Available data ::
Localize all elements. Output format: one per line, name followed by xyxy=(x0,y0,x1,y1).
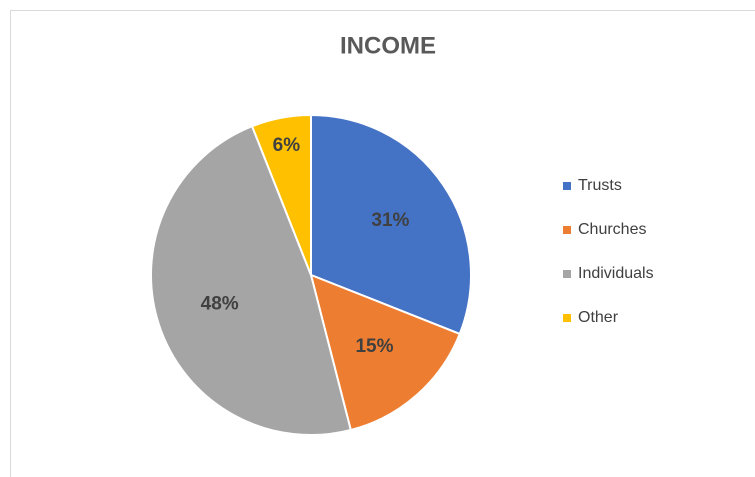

--

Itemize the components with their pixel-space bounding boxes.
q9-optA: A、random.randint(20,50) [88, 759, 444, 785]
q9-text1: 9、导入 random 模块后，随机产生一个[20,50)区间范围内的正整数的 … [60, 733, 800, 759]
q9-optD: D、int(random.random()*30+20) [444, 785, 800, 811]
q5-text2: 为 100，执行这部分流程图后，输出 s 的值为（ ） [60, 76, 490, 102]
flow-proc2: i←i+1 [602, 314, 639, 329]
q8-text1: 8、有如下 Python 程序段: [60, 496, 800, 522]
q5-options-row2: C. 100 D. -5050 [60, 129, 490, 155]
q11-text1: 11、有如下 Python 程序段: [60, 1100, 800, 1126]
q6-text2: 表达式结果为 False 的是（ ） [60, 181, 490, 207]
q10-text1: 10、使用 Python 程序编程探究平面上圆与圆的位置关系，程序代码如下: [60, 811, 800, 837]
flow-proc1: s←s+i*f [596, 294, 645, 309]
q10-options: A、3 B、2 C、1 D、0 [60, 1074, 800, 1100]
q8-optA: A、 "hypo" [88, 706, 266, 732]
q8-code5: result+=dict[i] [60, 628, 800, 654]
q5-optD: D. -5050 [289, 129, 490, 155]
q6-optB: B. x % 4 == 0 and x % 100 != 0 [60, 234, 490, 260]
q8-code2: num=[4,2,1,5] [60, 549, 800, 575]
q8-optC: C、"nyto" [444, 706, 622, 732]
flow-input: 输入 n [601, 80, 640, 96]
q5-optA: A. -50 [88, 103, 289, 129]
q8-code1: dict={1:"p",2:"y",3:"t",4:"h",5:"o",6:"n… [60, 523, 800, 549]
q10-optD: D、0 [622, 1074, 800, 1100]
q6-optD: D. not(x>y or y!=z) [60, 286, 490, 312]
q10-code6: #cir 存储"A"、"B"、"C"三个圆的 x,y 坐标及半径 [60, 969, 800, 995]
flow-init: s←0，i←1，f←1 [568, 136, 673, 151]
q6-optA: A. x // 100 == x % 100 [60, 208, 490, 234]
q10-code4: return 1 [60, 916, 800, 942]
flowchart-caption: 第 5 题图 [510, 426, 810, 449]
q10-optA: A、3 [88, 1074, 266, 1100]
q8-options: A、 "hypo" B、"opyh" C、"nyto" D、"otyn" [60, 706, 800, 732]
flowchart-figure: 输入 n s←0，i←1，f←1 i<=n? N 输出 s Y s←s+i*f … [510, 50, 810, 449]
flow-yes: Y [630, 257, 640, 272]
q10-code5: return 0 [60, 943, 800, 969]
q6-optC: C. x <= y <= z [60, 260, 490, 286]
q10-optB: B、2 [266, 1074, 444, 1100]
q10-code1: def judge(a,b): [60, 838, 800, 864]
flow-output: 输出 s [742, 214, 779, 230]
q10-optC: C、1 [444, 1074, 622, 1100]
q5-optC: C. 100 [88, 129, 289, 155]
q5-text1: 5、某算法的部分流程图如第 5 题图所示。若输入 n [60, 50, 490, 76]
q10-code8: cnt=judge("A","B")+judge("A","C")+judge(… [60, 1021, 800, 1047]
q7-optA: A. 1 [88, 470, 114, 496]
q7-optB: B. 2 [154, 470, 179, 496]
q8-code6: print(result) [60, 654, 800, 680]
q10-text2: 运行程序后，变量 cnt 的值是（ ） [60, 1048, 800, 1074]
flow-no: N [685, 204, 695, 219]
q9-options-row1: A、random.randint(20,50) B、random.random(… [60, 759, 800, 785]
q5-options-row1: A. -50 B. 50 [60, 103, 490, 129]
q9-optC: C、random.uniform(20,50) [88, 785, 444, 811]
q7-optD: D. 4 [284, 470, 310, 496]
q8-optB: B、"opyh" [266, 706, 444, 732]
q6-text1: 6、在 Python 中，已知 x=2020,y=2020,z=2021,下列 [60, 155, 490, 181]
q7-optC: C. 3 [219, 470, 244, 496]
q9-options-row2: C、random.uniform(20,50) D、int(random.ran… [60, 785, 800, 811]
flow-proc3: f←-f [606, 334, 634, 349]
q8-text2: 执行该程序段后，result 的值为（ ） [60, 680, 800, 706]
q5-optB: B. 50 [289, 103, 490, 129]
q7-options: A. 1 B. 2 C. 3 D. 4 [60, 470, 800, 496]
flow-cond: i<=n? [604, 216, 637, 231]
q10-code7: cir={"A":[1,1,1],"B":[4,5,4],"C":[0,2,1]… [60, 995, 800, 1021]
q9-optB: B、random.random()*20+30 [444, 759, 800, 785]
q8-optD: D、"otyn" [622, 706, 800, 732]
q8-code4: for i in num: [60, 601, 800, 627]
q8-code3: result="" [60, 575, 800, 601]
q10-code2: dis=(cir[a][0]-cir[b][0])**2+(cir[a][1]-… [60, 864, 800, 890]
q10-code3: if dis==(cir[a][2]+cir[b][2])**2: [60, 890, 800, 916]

Task :: Reproduce word for word everything above from the line containing "Itemize the components" down to the line containing "q10-optD: D、0 [622, 1074, 800, 1100]", including both of those lines.

Correct answer ::
Itemize the components with their pixel-space bounding boxes.
q9-optA: A、random.randint(20,50) [88, 759, 444, 785]
q9-text1: 9、导入 random 模块后，随机产生一个[20,50)区间范围内的正整数的 … [60, 733, 800, 759]
q9-optD: D、int(random.random()*30+20) [444, 785, 800, 811]
q5-text2: 为 100，执行这部分流程图后，输出 s 的值为（ ） [60, 76, 490, 102]
flow-proc2: i←i+1 [602, 314, 639, 329]
q8-text1: 8、有如下 Python 程序段: [60, 496, 800, 522]
q5-options-row2: C. 100 D. -5050 [60, 129, 490, 155]
q11-text1: 11、有如下 Python 程序段: [60, 1100, 800, 1126]
q6-text2: 表达式结果为 False 的是（ ） [60, 181, 490, 207]
q10-text1: 10、使用 Python 程序编程探究平面上圆与圆的位置关系，程序代码如下: [60, 811, 800, 837]
flow-proc1: s←s+i*f [596, 294, 645, 309]
q10-options: A、3 B、2 C、1 D、0 [60, 1074, 800, 1100]
q8-optA: A、 "hypo" [88, 706, 266, 732]
q8-code5: result+=dict[i] [60, 628, 800, 654]
q5-optD: D. -5050 [289, 129, 490, 155]
q6-optB: B. x % 4 == 0 and x % 100 != 0 [60, 234, 490, 260]
q8-code2: num=[4,2,1,5] [60, 549, 800, 575]
q8-optC: C、"nyto" [444, 706, 622, 732]
flow-input: 输入 n [601, 80, 640, 96]
q5-optA: A. -50 [88, 103, 289, 129]
q8-code1: dict={1:"p",2:"y",3:"t",4:"h",5:"o",6:"n… [60, 523, 800, 549]
q10-optD: D、0 [622, 1074, 800, 1100]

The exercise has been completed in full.